§ Problem to solve: Any picture among the records should be left out, please; retype the rest exactly.

__________________________________________________

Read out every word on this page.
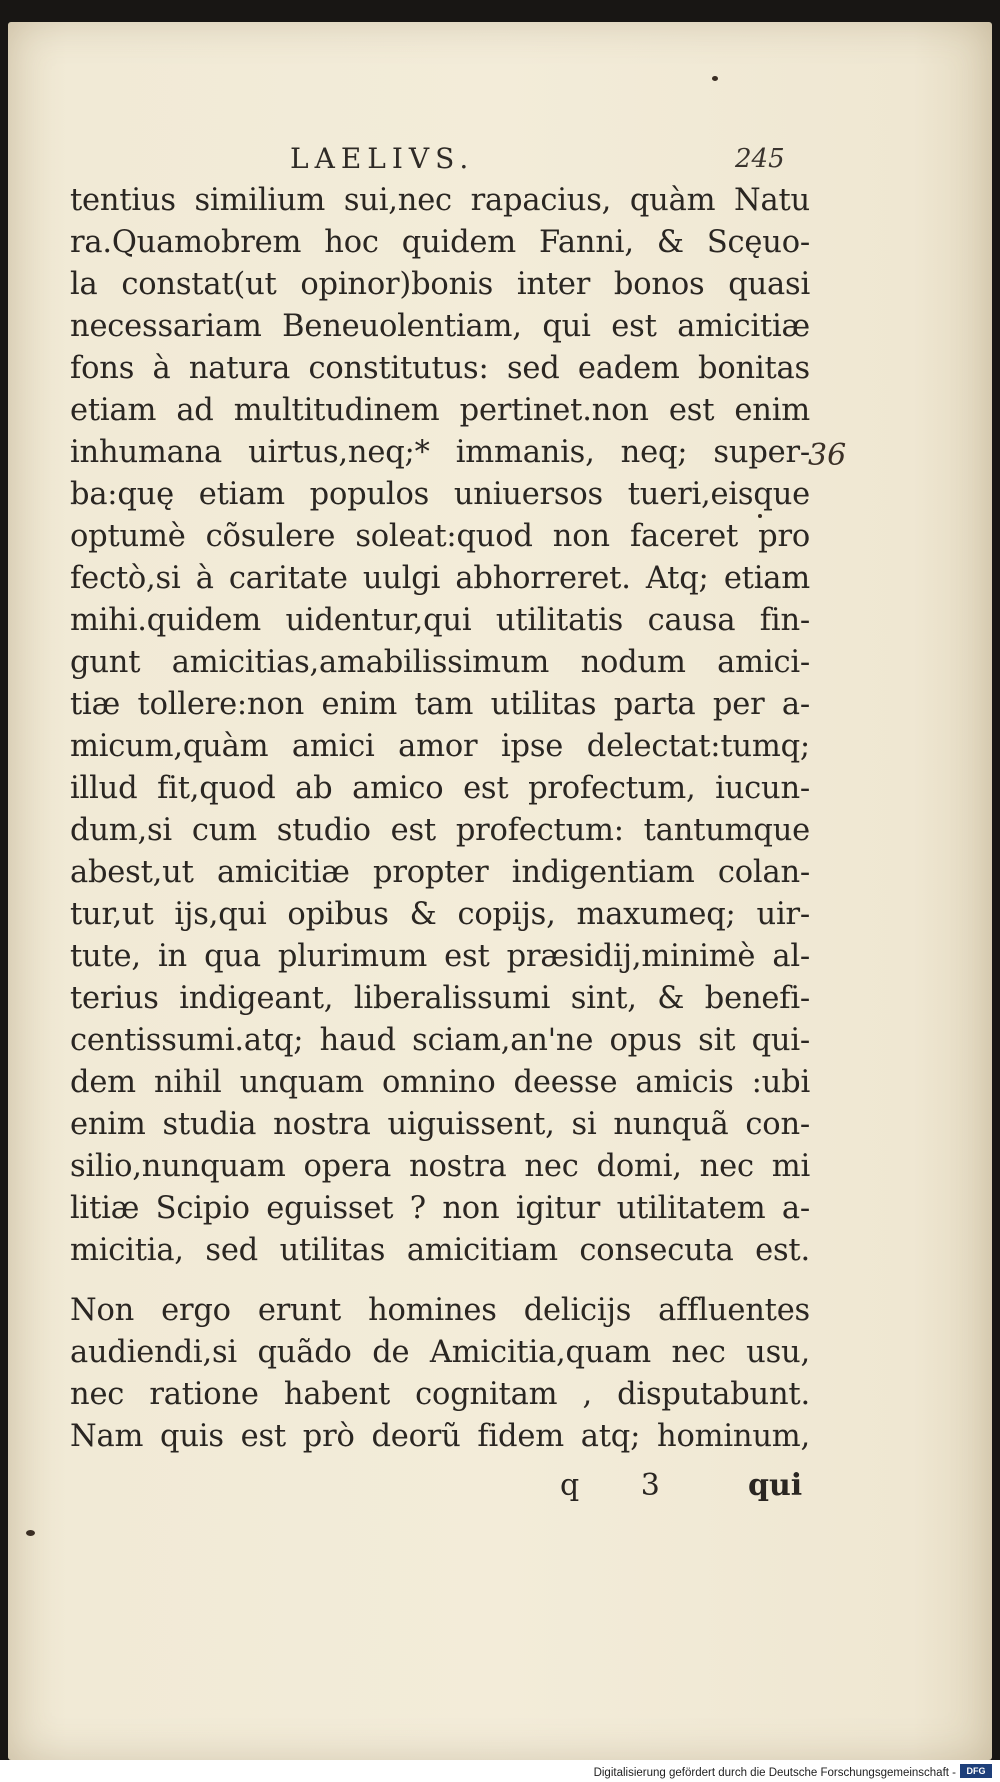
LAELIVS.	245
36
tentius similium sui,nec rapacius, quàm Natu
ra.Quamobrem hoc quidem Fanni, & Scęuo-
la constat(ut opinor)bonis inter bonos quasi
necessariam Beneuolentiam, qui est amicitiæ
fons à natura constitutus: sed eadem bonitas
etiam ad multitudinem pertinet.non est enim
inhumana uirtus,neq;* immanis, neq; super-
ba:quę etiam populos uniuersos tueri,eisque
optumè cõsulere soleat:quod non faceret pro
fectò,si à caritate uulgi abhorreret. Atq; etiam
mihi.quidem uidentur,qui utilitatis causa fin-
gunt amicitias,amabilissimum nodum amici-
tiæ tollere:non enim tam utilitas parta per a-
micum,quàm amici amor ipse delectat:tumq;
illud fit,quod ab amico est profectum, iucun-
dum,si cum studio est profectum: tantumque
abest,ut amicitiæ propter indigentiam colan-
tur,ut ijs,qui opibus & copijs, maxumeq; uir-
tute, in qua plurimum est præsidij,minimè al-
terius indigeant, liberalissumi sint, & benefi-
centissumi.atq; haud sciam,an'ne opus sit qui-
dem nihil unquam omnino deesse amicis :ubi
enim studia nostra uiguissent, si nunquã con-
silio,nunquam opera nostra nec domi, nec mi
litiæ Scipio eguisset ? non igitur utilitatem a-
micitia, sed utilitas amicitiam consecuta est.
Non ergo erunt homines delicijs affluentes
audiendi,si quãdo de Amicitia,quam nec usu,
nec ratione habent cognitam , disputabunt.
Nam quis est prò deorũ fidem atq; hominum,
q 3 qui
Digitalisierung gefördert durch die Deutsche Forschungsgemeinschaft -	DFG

__________________________________________________

§ Solution to this problem:
Read out every word on this page.
LAELIVS.	245
36
tentius similium sui,nec rapacius, quàm Natu
ra.Quamobrem hoc quidem Fanni, & Scęuo-
la constat(ut opinor)bonis inter bonos quasi
necessariam Beneuolentiam, qui est amicitiæ
fons à natura constitutus: sed eadem bonitas
etiam ad multitudinem pertinet.non est enim
inhumana uirtus,neq;* immanis, neq; super-
ba:quę etiam populos uniuersos tueri,eisque
optumè cõsulere soleat:quod non faceret pro
fectò,si à caritate uulgi abhorreret. Atq; etiam
mihi.quidem uidentur,qui utilitatis causa fin-
gunt amicitias,amabilissimum nodum amici-
tiæ tollere:non enim tam utilitas parta per a-
micum,quàm amici amor ipse delectat:tumq;
illud fit,quod ab amico est profectum, iucun-
dum,si cum studio est profectum: tantumque
abest,ut amicitiæ propter indigentiam colan-
tur,ut ijs,qui opibus & copijs, maxumeq; uir-
tute, in qua plurimum est præsidij,minimè al-
terius indigeant, liberalissumi sint, & benefi-
centissumi.atq; haud sciam,an'ne opus sit qui-
dem nihil unquam omnino deesse amicis :ubi
enim studia nostra uiguissent, si nunquã con-
silio,nunquam opera nostra nec domi, nec mi
litiæ Scipio eguisset ? non igitur utilitatem a-
micitia, sed utilitas amicitiam consecuta est.
Non ergo erunt homines delicijs affluentes
audiendi,si quãdo de Amicitia,quam nec usu,
nec ratione habent cognitam , disputabunt.
Nam quis est prò deorũ fidem atq; hominum,
q 3 qui
Digitalisierung gefördert durch die Deutsche Forschungsgemeinschaft -	DFG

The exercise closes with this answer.